• **What is required**
Determine which lines of the records include the word "left", and copy them.

--- begin Data listing ---

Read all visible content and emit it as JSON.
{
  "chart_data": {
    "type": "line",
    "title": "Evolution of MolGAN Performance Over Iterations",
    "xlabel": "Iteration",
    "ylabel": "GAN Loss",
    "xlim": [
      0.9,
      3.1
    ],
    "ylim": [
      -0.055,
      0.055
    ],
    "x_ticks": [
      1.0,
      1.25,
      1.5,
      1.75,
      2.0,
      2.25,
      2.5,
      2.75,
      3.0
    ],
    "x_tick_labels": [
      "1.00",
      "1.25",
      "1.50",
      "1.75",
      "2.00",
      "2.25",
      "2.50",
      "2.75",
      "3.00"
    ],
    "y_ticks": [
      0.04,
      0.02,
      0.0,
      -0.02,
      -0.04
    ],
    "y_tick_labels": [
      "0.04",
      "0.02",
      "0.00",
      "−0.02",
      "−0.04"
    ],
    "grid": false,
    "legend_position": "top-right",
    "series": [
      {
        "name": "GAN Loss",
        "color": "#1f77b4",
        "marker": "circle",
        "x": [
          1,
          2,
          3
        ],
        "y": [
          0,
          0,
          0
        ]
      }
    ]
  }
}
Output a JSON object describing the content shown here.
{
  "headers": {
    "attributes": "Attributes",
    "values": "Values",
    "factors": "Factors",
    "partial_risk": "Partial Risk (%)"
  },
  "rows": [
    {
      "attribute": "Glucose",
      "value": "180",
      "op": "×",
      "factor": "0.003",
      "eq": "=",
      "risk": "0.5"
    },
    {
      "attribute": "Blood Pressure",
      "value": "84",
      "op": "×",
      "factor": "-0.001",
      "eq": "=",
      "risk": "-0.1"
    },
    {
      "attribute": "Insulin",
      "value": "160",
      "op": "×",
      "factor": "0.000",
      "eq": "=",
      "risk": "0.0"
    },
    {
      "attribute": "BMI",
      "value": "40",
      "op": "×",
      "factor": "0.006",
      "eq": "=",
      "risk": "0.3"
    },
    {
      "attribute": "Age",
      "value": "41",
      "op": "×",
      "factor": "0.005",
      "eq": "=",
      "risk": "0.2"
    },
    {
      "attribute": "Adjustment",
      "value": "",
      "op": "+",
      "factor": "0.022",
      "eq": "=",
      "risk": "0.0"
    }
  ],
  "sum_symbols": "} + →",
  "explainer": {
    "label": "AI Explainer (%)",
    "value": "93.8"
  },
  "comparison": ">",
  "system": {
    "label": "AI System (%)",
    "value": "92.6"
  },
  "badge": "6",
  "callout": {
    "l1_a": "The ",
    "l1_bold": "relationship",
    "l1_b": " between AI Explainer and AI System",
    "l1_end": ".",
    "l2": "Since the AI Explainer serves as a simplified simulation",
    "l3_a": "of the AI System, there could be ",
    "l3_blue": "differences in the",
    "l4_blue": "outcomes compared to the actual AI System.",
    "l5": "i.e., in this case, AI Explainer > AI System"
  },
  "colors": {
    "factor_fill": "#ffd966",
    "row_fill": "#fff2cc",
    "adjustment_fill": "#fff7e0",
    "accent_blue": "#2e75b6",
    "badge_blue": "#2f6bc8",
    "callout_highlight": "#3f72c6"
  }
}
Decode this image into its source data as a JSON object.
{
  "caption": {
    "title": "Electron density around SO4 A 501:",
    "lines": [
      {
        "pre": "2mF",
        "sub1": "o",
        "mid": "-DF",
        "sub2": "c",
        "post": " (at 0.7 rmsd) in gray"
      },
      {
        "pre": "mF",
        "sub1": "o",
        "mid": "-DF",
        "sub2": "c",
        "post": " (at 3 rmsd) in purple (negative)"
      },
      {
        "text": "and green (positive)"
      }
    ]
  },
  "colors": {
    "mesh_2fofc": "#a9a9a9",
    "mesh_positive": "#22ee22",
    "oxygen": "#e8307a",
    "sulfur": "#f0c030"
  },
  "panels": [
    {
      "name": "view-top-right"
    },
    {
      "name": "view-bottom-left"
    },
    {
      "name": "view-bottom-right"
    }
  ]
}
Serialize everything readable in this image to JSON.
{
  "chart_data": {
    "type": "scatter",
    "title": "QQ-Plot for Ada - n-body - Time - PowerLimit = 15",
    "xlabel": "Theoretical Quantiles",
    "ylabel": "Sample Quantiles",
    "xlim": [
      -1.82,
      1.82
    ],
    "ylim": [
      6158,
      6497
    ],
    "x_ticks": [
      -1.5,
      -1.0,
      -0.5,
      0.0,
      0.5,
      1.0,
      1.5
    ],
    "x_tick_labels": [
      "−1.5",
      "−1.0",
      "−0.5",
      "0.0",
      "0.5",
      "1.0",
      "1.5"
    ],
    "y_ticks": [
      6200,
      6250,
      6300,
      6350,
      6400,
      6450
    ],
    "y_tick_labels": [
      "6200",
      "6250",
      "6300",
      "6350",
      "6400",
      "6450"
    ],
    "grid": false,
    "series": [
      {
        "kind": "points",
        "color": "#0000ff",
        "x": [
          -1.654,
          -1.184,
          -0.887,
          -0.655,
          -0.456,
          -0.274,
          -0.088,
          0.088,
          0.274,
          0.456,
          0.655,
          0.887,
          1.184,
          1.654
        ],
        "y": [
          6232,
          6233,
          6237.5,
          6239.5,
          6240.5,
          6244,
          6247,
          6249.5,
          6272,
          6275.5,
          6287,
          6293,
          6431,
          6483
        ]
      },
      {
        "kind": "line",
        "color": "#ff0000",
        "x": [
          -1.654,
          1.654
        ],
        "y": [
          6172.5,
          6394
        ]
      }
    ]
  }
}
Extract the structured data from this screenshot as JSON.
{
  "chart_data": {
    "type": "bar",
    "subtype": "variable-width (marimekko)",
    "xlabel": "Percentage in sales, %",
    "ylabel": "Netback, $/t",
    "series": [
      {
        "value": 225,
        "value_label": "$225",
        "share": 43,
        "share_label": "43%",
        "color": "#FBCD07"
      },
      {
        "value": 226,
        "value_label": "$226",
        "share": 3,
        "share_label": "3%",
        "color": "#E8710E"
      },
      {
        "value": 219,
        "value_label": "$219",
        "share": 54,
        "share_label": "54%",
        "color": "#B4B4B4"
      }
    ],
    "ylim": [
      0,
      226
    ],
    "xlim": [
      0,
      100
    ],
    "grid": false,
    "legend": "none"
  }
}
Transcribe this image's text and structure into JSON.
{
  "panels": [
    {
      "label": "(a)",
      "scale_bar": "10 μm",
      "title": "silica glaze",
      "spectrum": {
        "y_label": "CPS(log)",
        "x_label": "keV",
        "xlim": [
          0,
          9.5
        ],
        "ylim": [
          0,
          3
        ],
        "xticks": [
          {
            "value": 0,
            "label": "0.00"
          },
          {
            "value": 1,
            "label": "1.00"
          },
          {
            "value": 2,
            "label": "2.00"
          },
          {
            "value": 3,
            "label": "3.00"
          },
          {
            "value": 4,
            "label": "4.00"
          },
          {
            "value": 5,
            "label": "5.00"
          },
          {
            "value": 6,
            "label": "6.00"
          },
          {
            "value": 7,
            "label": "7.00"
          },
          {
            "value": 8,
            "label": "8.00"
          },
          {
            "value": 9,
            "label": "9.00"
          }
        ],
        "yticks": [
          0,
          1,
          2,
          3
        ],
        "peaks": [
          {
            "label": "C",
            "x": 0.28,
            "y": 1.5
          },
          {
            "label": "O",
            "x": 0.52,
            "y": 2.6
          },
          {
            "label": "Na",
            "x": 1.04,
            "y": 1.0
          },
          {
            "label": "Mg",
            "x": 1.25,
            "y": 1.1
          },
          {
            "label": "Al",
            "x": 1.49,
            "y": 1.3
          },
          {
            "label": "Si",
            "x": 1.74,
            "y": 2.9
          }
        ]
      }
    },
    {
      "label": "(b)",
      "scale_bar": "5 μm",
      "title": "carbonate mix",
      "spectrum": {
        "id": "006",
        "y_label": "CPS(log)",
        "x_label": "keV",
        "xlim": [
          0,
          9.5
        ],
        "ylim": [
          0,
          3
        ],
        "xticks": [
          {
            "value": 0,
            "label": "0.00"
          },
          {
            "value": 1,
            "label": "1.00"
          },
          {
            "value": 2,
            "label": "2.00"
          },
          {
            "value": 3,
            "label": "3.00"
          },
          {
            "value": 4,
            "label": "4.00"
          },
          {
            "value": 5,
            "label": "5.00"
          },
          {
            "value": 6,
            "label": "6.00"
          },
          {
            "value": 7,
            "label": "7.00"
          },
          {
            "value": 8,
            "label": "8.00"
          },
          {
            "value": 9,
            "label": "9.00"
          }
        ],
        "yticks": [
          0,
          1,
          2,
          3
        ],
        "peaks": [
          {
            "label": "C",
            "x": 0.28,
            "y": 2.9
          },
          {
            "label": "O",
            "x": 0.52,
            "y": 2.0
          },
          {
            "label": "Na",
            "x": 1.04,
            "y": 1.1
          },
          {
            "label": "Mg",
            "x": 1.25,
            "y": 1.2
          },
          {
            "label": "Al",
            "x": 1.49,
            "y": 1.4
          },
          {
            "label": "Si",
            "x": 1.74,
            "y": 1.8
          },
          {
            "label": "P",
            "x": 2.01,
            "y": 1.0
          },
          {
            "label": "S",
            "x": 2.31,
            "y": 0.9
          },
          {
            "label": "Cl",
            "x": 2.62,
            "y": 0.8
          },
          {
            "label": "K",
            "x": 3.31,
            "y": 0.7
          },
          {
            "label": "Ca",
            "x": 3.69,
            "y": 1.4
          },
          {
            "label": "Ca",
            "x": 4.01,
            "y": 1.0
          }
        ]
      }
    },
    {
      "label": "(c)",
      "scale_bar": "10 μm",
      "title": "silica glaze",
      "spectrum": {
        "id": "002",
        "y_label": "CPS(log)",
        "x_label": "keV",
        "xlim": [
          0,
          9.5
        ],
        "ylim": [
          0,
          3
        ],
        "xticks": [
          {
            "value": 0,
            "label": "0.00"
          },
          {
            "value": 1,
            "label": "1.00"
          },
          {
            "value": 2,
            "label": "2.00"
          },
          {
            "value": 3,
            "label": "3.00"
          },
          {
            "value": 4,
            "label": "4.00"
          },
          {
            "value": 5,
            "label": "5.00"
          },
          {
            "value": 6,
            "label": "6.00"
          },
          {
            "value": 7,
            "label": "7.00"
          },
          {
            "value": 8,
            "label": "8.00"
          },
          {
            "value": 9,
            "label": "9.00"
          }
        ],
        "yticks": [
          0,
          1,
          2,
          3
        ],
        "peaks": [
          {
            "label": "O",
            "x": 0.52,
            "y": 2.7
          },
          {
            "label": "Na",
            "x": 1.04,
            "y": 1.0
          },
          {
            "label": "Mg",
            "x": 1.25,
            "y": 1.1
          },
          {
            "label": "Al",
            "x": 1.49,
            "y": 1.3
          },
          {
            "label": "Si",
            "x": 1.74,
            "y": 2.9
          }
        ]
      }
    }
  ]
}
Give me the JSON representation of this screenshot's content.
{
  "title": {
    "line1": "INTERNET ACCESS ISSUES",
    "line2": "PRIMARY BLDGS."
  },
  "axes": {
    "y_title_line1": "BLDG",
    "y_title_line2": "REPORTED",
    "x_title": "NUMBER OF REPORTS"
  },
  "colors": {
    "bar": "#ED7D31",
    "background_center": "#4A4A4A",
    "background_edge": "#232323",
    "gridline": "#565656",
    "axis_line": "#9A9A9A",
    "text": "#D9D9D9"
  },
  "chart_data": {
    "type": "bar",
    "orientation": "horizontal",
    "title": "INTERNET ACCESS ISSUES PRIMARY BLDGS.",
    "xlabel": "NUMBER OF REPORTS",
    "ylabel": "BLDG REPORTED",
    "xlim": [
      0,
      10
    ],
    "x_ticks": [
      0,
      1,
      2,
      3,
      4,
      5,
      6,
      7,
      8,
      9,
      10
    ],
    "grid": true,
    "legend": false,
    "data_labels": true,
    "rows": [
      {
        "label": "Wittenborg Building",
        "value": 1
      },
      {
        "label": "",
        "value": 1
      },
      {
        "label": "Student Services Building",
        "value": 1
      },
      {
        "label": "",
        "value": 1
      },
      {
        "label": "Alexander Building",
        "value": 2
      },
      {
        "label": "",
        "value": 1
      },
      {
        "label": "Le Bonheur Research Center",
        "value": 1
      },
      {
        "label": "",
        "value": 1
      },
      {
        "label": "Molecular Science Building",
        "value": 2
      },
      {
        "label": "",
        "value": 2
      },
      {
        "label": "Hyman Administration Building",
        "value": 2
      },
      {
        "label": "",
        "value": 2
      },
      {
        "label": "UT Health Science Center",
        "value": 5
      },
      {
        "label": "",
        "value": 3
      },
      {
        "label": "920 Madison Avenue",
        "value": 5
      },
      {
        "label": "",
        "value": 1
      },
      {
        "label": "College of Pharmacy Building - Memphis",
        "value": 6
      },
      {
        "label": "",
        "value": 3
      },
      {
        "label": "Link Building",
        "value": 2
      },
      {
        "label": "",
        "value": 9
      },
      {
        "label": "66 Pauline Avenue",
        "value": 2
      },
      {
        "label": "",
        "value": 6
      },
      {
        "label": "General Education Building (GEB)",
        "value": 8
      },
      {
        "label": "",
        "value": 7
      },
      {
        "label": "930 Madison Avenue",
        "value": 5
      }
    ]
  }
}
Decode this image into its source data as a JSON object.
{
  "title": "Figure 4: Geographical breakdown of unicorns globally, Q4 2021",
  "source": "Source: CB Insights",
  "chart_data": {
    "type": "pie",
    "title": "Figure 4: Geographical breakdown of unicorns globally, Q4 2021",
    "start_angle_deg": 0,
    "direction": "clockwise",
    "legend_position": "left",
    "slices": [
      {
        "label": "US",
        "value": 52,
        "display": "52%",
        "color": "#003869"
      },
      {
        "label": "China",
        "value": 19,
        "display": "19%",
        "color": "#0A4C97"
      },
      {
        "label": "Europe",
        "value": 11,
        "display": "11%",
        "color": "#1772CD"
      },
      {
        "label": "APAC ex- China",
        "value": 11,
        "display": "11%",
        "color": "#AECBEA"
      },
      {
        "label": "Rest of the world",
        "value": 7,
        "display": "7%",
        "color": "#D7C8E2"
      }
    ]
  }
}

--- end Data listing ---

• **Final result**
      "name": "view-bottom-left"
    "legend_position": "left",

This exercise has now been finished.